TASK GOAL
Work out how many lines of the records contain "Charles". Answer with the number and nothing else.
--- START OF MATERIAL SHOWN ---
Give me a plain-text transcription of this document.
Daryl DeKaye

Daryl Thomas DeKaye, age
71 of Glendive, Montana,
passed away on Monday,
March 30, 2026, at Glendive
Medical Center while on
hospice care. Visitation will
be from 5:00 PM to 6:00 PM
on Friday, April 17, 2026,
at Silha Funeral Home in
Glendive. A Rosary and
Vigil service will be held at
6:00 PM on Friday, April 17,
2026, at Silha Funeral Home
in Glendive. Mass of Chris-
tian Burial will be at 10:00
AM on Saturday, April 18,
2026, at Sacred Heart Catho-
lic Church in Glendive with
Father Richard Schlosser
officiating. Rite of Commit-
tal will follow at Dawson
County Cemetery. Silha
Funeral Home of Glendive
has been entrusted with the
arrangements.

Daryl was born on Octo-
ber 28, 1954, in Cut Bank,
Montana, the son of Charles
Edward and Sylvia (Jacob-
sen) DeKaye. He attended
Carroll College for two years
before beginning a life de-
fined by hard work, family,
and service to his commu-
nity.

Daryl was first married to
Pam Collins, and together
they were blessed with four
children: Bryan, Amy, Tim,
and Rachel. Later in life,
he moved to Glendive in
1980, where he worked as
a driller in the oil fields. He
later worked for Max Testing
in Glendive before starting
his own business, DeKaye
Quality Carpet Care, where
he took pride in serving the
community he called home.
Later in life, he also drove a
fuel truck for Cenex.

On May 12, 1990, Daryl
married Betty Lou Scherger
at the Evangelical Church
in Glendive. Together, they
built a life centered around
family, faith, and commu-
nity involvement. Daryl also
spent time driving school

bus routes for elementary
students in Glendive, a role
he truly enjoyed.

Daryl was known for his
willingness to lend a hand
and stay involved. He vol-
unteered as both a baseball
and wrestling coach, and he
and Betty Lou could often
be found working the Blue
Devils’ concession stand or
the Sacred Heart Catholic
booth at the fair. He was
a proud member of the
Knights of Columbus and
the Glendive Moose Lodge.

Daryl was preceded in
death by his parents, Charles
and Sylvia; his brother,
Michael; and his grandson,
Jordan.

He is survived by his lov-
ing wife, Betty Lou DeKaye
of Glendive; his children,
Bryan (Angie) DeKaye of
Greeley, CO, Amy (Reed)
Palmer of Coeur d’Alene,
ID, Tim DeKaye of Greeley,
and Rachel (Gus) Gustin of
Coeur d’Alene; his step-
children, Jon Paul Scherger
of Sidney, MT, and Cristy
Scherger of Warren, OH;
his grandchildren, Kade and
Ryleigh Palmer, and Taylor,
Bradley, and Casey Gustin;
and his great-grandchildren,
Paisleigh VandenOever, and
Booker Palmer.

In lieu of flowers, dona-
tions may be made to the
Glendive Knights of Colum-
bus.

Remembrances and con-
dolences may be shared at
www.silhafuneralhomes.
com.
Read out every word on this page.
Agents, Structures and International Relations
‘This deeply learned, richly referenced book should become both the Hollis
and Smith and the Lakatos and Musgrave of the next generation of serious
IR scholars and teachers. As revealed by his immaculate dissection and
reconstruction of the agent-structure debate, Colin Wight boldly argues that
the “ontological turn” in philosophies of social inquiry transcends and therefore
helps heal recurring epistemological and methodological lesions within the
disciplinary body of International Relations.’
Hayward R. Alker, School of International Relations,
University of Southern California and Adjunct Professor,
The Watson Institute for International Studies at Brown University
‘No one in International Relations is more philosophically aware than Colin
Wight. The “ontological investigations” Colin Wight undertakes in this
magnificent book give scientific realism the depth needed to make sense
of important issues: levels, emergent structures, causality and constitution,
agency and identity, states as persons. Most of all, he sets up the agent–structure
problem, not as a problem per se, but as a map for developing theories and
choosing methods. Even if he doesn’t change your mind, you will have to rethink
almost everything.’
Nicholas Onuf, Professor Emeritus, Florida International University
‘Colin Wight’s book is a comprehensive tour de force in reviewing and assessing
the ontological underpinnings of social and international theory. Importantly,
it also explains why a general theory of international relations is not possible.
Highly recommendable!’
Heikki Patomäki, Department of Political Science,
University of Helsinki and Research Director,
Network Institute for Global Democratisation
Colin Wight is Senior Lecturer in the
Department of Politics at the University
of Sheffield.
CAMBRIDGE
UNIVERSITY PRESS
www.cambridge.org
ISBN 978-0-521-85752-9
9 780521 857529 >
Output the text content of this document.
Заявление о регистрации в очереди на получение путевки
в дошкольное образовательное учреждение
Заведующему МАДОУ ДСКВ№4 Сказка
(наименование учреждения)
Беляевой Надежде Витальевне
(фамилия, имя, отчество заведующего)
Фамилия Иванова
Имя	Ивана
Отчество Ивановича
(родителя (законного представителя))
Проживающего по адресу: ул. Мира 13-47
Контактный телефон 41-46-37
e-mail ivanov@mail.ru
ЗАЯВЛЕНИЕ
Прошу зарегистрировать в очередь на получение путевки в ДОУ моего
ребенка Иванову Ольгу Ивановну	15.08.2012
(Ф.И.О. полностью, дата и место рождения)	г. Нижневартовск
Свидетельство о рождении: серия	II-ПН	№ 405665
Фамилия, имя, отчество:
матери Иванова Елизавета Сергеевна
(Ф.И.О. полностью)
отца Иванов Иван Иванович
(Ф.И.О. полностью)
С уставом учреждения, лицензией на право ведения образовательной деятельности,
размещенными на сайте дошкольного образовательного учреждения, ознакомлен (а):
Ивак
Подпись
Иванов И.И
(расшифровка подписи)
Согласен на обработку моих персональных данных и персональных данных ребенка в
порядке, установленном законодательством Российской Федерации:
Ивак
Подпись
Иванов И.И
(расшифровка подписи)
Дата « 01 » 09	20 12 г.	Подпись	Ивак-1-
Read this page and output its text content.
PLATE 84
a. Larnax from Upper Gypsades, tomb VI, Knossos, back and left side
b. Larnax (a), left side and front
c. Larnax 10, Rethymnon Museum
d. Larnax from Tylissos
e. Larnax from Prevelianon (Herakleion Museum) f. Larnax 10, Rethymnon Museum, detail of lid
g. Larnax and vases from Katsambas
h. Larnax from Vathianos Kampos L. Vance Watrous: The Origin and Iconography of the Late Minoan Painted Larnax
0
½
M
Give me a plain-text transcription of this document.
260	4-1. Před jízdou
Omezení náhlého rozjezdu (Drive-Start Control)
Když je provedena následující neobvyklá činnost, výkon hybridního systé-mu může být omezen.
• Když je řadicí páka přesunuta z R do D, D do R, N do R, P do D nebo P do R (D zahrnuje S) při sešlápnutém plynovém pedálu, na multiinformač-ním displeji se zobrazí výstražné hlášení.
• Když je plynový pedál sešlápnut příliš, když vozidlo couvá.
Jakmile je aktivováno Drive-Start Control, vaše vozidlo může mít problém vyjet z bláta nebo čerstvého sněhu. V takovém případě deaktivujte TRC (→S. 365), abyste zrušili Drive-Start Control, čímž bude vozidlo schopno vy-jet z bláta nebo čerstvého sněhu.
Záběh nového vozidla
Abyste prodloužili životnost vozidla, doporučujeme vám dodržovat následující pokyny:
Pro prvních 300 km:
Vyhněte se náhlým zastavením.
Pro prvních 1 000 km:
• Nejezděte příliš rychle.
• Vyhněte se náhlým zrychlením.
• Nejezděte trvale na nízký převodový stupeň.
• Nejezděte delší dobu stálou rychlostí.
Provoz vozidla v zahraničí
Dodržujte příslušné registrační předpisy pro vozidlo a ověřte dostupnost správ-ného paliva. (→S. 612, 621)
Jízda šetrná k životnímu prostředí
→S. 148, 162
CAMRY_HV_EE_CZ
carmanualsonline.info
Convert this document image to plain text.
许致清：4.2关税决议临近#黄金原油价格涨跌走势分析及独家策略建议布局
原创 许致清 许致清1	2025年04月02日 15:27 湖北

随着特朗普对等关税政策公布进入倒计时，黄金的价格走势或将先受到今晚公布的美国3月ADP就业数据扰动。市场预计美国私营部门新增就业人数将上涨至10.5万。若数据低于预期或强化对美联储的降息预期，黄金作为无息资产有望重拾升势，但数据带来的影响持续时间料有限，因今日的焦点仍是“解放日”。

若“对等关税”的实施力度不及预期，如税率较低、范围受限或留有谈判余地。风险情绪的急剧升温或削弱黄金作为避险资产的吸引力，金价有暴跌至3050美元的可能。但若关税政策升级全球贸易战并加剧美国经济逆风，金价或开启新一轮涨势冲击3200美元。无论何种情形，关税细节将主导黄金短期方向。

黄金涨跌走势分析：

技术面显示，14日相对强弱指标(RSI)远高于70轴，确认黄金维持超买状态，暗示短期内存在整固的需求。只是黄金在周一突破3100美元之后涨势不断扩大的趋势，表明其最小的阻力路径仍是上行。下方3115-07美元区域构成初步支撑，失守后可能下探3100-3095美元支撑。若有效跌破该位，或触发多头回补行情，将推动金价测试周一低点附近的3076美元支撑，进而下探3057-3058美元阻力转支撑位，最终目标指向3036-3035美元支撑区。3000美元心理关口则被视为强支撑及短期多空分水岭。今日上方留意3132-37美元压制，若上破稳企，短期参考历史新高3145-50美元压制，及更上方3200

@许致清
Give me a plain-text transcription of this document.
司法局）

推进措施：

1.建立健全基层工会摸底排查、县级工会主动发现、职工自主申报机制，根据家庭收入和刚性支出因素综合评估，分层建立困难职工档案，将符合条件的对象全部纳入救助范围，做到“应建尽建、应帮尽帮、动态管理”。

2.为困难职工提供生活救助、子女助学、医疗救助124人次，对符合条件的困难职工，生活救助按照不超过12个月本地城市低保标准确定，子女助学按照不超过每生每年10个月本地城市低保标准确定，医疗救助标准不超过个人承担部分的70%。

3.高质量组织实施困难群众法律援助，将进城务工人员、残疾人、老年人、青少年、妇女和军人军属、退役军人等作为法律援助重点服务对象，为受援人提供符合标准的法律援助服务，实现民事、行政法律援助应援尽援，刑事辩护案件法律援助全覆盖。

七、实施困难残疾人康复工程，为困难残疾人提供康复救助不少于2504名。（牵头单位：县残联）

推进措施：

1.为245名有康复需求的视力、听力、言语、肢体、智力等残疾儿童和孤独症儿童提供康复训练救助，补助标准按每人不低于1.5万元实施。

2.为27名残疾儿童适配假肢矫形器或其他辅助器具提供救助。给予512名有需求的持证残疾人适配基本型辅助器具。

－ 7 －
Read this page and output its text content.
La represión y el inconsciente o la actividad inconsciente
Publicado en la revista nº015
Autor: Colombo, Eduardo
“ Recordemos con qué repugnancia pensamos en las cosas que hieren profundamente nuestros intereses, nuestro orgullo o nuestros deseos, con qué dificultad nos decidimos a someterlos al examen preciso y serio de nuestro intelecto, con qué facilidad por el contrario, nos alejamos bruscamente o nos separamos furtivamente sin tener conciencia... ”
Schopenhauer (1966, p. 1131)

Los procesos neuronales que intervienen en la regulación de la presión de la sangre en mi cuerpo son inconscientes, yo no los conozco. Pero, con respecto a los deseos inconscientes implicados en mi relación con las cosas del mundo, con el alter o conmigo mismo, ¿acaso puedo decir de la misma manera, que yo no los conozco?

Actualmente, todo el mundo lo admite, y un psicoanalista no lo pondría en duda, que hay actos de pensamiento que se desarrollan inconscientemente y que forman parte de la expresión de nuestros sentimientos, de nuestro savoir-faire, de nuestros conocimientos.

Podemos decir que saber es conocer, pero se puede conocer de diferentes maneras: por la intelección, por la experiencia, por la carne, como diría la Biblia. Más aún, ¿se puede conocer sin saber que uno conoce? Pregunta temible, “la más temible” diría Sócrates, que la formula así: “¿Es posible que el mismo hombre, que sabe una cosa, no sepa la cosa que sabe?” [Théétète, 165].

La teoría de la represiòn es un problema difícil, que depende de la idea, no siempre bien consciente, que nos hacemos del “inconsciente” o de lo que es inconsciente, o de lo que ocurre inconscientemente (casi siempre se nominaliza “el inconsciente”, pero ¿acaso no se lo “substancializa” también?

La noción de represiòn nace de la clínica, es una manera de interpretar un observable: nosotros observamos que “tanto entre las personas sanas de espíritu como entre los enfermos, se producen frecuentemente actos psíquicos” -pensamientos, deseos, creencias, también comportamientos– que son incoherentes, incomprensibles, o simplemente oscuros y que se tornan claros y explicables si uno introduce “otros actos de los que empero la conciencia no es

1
--- END OF MATERIAL SHOWN ---
OUTPUT OF THE TASK
2